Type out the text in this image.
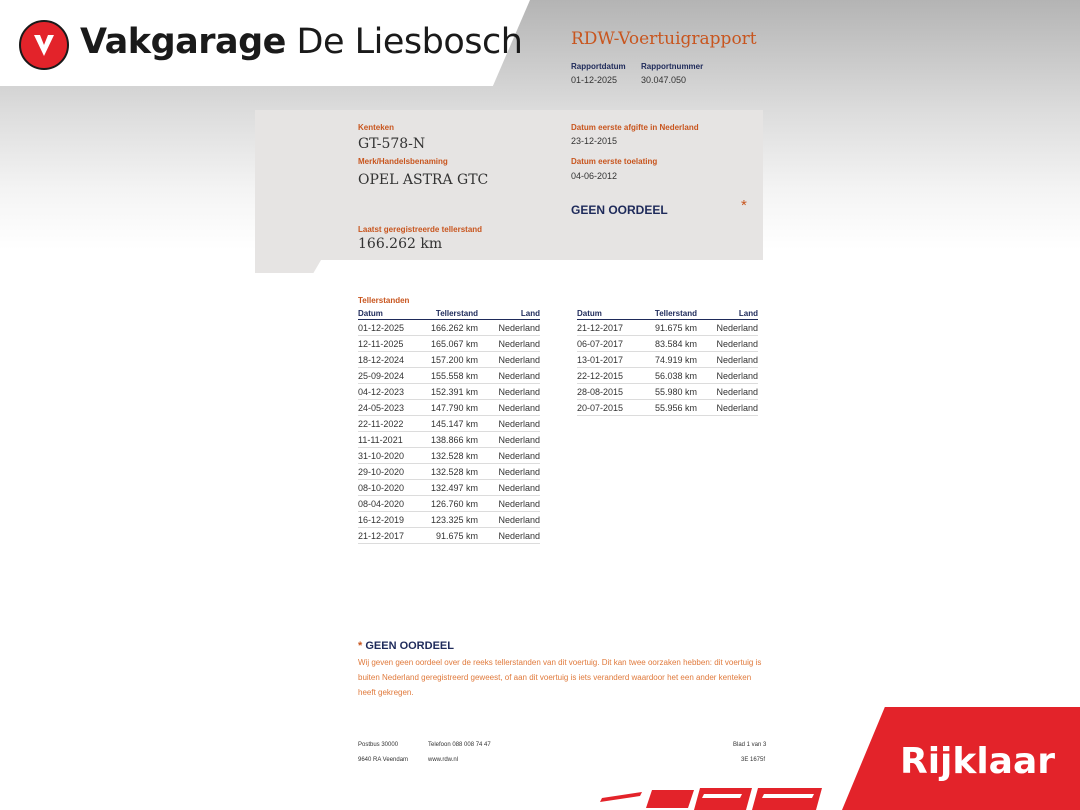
Vakgarage De Liesbosch	RDW-Voertuigrapport
Rapportdatum Rapportnummer
01-12-2025	30.047.050
Kenteken
GT-578-N
Merk/Handelsbenaming
OPEL ASTRA GTC
Laatst geregistreerde tellerstand
166.262 km
Datum eerste afgifte in Nederland
23-12-2015
Datum eerste toelating
04-06-2012
GEEN OORDEEL	*
Tellerstanden
Datum	Tellerstand	Land
01-12-2025	166.262 km	Nederland
12-11-2025	165.067 km	Nederland
18-12-2024	157.200 km	Nederland
25-09-2024	155.558 km	Nederland
04-12-2023	152.391 km	Nederland
24-05-2023	147.790 km	Nederland
22-11-2022	145.147 km	Nederland
11-11-2021	138.866 km	Nederland
31-10-2020	132.528 km	Nederland
29-10-2020	132.528 km	Nederland
08-10-2020	132.497 km	Nederland
08-04-2020	126.760 km	Nederland
16-12-2019	123.325 km	Nederland
21-12-2017	91.675 km	Nederland
Datum	Tellerstand	Land
21-12-2017	91.675 km	Nederland
06-07-2017	83.584 km	Nederland
13-01-2017	74.919 km	Nederland
22-12-2015	56.038 km	Nederland
28-08-2015	55.980 km	Nederland
20-07-2015	55.956 km	Nederland
* GEEN OORDEEL
Wij geven geen oordeel over de reeks tellerstanden van dit voertuig. Dit kan twee oorzaken hebben: dit voertuig is buiten Nederland geregistreerd geweest, of aan dit voertuig is iets veranderd waardoor het een ander kenteken heeft gekregen.
Postbus 30000
9640 RA Veendam
Telefoon 088 008 74 47
www.rdw.nl
Blad 1 van 3
3E 1675f	Rijklaar
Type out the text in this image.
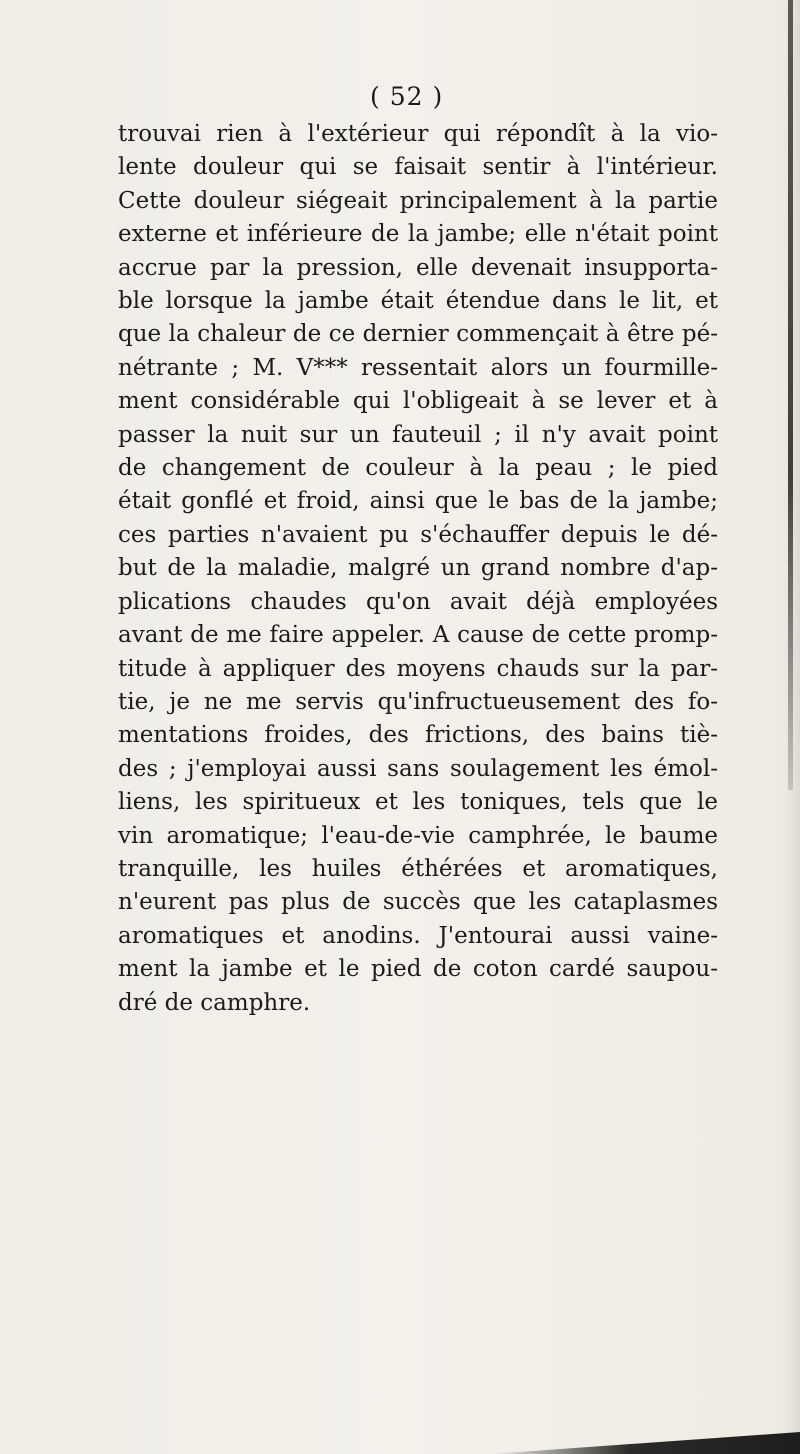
( 52 )
trouvai rien à l'extérieur qui répondît à la vio-
lente douleur qui se faisait sentir à l'intérieur.
Cette douleur siégeait principalement à la partie
externe et inférieure de la jambe; elle n'était point
accrue par la pression, elle devenait insupporta-
ble lorsque la jambe était étendue dans le lit, et
que la chaleur de ce dernier commençait à être pé-
nétrante ; M. V*** ressentait alors un fourmille-
ment considérable qui l'obligeait à se lever et à
passer la nuit sur un fauteuil ; il n'y avait point
de changement de couleur à la peau ; le pied
était gonflé et froid, ainsi que le bas de la jambe;
ces parties n'avaient pu s'échauffer depuis le dé-
but de la maladie, malgré un grand nombre d'ap-
plications chaudes qu'on avait déjà employées
avant de me faire appeler. A cause de cette promp-
titude à appliquer des moyens chauds sur la par-
tie, je ne me servis qu'infructueusement des fo-
mentations froides, des frictions, des bains tiè-
des ; j'employai aussi sans soulagement les émol-
liens, les spiritueux et les toniques, tels que le
vin aromatique; l'eau-de-vie camphrée, le baume
tranquille, les huiles éthérées et aromatiques,
n'eurent pas plus de succès que les cataplasmes
aromatiques et anodins. J'entourai aussi vaine-
ment la jambe et le pied de coton cardé saupou-
dré de camphre.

■ **SHORT PROBLEM**: Transcribe the records above exactly as they appear, leaving out any pictures.

■ **FINAL RESULT**:
Type out the text in this image.
Vakgarage De Liesbosch	RDW-Voertuigrapport
Rapportdatum Rapportnummer
01-12-2025	30.047.050
Kenteken
GT-578-N
Merk/Handelsbenaming
OPEL ASTRA GTC
Laatst geregistreerde tellerstand
166.262 km
Datum eerste afgifte in Nederland
23-12-2015
Datum eerste toelating
04-06-2012
GEEN OORDEEL	*
Tellerstanden
Datum	Tellerstand	Land
01-12-2025	166.262 km	Nederland
12-11-2025	165.067 km	Nederland
18-12-2024	157.200 km	Nederland
25-09-2024	155.558 km	Nederland
04-12-2023	152.391 km	Nederland
24-05-2023	147.790 km	Nederland
22-11-2022	145.147 km	Nederland
11-11-2021	138.866 km	Nederland
31-10-2020	132.528 km	Nederland
29-10-2020	132.528 km	Nederland
08-10-2020	132.497 km	Nederland
08-04-2020	126.760 km	Nederland
16-12-2019	123.325 km	Nederland
21-12-2017	91.675 km	Nederland
Datum	Tellerstand	Land
21-12-2017	91.675 km	Nederland
06-07-2017	83.584 km	Nederland
13-01-2017	74.919 km	Nederland
22-12-2015	56.038 km	Nederland
28-08-2015	55.980 km	Nederland
20-07-2015	55.956 km	Nederland
* GEEN OORDEEL
Wij geven geen oordeel over de reeks tellerstanden van dit voertuig. Dit kan twee oorzaken hebben: dit voertuig is buiten Nederland geregistreerd geweest, of aan dit voertuig is iets veranderd waardoor het een ander kenteken heeft gekregen.
Postbus 30000
9640 RA Veendam
Telefoon 088 008 74 47
www.rdw.nl
Blad 1 van 3
3E 1675f	Rijklaar
Type out the text in this image.
( 52 )
trouvai rien à l'extérieur qui répondît à la vio-
lente douleur qui se faisait sentir à l'intérieur.
Cette douleur siégeait principalement à la partie
externe et inférieure de la jambe; elle n'était point
accrue par la pression, elle devenait insupporta-
ble lorsque la jambe était étendue dans le lit, et
que la chaleur de ce dernier commençait à être pé-
nétrante ; M. V*** ressentait alors un fourmille-
ment considérable qui l'obligeait à se lever et à
passer la nuit sur un fauteuil ; il n'y avait point
de changement de couleur à la peau ; le pied
était gonflé et froid, ainsi que le bas de la jambe;
ces parties n'avaient pu s'échauffer depuis le dé-
but de la maladie, malgré un grand nombre d'ap-
plications chaudes qu'on avait déjà employées
avant de me faire appeler. A cause de cette promp-
titude à appliquer des moyens chauds sur la par-
tie, je ne me servis qu'infructueusement des fo-
mentations froides, des frictions, des bains tiè-
des ; j'employai aussi sans soulagement les émol-
liens, les spiritueux et les toniques, tels que le
vin aromatique; l'eau-de-vie camphrée, le baume
tranquille, les huiles éthérées et aromatiques,
n'eurent pas plus de succès que les cataplasmes
aromatiques et anodins. J'entourai aussi vaine-
ment la jambe et le pied de coton cardé saupou-
dré de camphre.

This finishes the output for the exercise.